begin

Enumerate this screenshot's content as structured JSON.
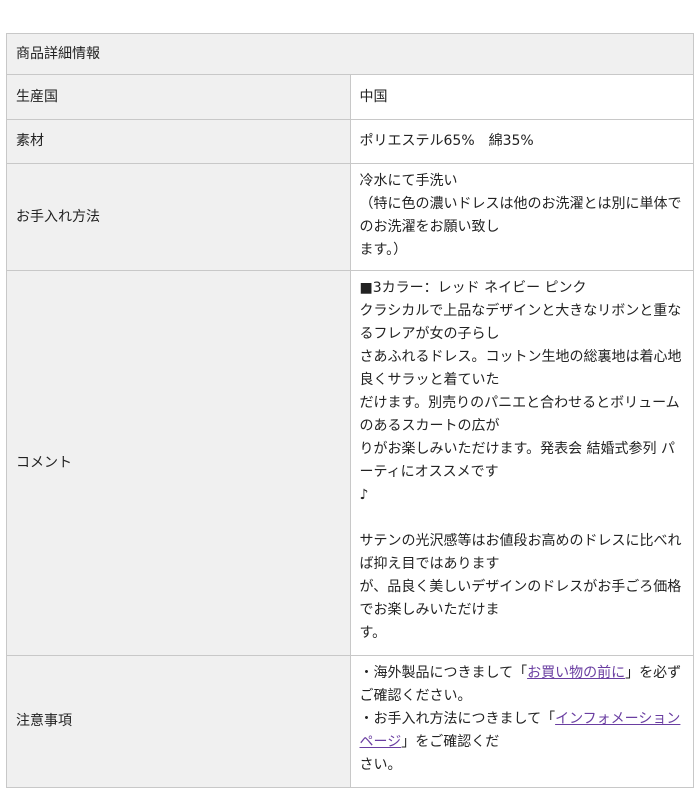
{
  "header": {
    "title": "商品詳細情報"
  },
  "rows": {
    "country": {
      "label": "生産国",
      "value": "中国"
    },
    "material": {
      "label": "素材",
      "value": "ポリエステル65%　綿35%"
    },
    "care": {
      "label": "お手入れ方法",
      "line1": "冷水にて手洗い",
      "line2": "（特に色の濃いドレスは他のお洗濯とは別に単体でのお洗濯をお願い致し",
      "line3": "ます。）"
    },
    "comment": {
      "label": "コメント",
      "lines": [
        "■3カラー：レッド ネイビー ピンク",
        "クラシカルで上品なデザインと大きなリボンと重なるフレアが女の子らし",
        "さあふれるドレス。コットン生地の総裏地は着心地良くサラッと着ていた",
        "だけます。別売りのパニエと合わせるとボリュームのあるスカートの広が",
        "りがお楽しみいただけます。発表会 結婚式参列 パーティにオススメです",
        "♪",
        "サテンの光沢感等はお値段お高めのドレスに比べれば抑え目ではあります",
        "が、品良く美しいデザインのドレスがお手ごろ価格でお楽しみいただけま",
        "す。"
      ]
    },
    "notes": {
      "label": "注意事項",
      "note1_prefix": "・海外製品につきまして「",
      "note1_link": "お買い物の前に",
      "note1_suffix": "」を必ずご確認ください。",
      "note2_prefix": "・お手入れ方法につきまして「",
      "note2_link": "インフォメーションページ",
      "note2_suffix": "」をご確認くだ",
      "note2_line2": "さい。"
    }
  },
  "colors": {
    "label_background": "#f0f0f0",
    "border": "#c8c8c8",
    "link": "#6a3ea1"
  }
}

end
begin

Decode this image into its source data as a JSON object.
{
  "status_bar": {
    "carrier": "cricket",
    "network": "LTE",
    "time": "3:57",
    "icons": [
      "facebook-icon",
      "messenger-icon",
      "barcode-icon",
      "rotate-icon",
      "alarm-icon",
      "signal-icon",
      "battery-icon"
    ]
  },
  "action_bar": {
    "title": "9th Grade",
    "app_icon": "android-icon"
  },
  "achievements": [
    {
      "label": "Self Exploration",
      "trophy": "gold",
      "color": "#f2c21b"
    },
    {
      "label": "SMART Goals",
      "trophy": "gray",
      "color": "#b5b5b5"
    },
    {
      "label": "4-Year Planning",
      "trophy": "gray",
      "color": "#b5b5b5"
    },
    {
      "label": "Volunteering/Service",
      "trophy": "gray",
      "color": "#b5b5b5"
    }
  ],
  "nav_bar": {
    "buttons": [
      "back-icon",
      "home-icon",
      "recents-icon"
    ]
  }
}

end

## INSTRUCTIONS TO FOLLOW
Note each line of the entries that has "JSON" in it, and copy those lines.

## RESPONSE
Enumerate this screenshot's content as structured JSON.
Decode this image into its source data as a JSON object.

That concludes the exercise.